_SOURCE TEXT_.
What's the best strategy, give these facts?


In [5]:
#Defintions:
'''
S: The number of states, which should be an integer greater than 1. Default: 3.
r: The reward when the forest is in its oldest state and action ‘Wait’ is performed. Default: 4.
r2: The reward when the forest is in its oldest state and action ‘Cut’ is performed. Default: 2.
p: The probability of wild fire occurence, in the range ]0, 1[. Default: 0.1.
is_sparse: If True, then the probability transition matrices will be returned in sparse format, otherwise they will be in dense format. Default: False.

Spatial layout listing
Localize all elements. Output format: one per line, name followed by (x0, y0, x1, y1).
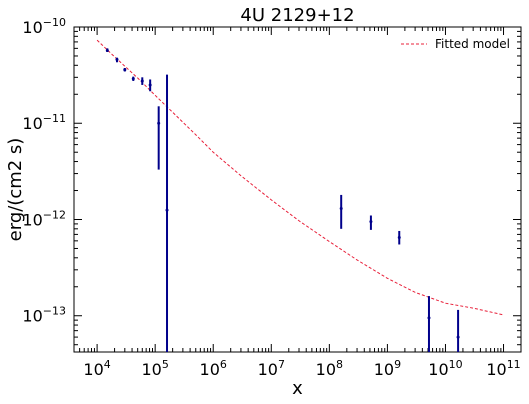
y-tick-label: 10−13 (22, 305, 66, 326)
x-axis-ticks (73, 27, 522, 352)
y-tick-label: 10−12 (22, 208, 66, 229)
y-axis-ticks (74, 26, 521, 346)
data-point (165, 208, 169, 212)
y-axis-title: erg/(cm2 s) (5, 138, 26, 242)
data-point (339, 207, 343, 211)
data-point (369, 220, 373, 224)
series-layer (96, 39, 504, 352)
chart-title: 4U 2129+12 (240, 5, 354, 26)
data-point (157, 121, 161, 125)
data-point (427, 316, 431, 320)
x-tick-label: 108 (316, 358, 343, 379)
x-axis-title: x (292, 378, 303, 399)
x-tick-label: 107 (258, 358, 285, 379)
x-tick-label: 1010 (428, 358, 462, 379)
data-point (131, 77, 135, 81)
x-tick-label: 105 (141, 358, 168, 379)
legend: Fitted model (401, 37, 510, 51)
x-tick-label: 106 (200, 358, 227, 379)
data-point (123, 68, 127, 72)
data-point (148, 83, 152, 87)
data-point (397, 235, 401, 239)
plot-area (73, 26, 522, 353)
x-tick-label: 1011 (486, 358, 520, 379)
legend-label-fitted-model: Fitted model (435, 37, 510, 51)
data-point (115, 57, 119, 61)
data-point (456, 335, 460, 339)
data-point (105, 48, 109, 52)
x-tick-label: 104 (83, 358, 110, 379)
x-tick-label: 109 (374, 358, 401, 379)
y-axis-tick-labels: 10−10 10−11 10−12 10−13 (22, 16, 66, 326)
y-tick-label: 10−11 (22, 112, 66, 133)
y-tick-label: 10−10 (22, 16, 66, 37)
x-axis-tick-labels: 104 105 106 107 108 109 1010 1011 (83, 358, 520, 379)
data-point (140, 79, 144, 83)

_TASK PROMPT_. Please copy the forest-management passage in full, word for word. The listing is not needed for this work.

_RESPONSE BELOW_.
What's the best strategy, give these facts?


In [5]:
#Defintions:
'''
S: The number of states, which should be an integer greater than 1. Default: 3.
r: The reward when the forest is in its oldest state and action ‘Wait’ is performed. Default: 4.
r2: The reward when the forest is in its oldest state and action ‘Cut’ is performed. Default: 2.
p: The probability of wild fire occurence, in the range ]0, 1[. Default: 0.1.
is_sparse: If True, then the probability transition matrices will be returned in sparse format, otherwise they will be in dense format. Default: False.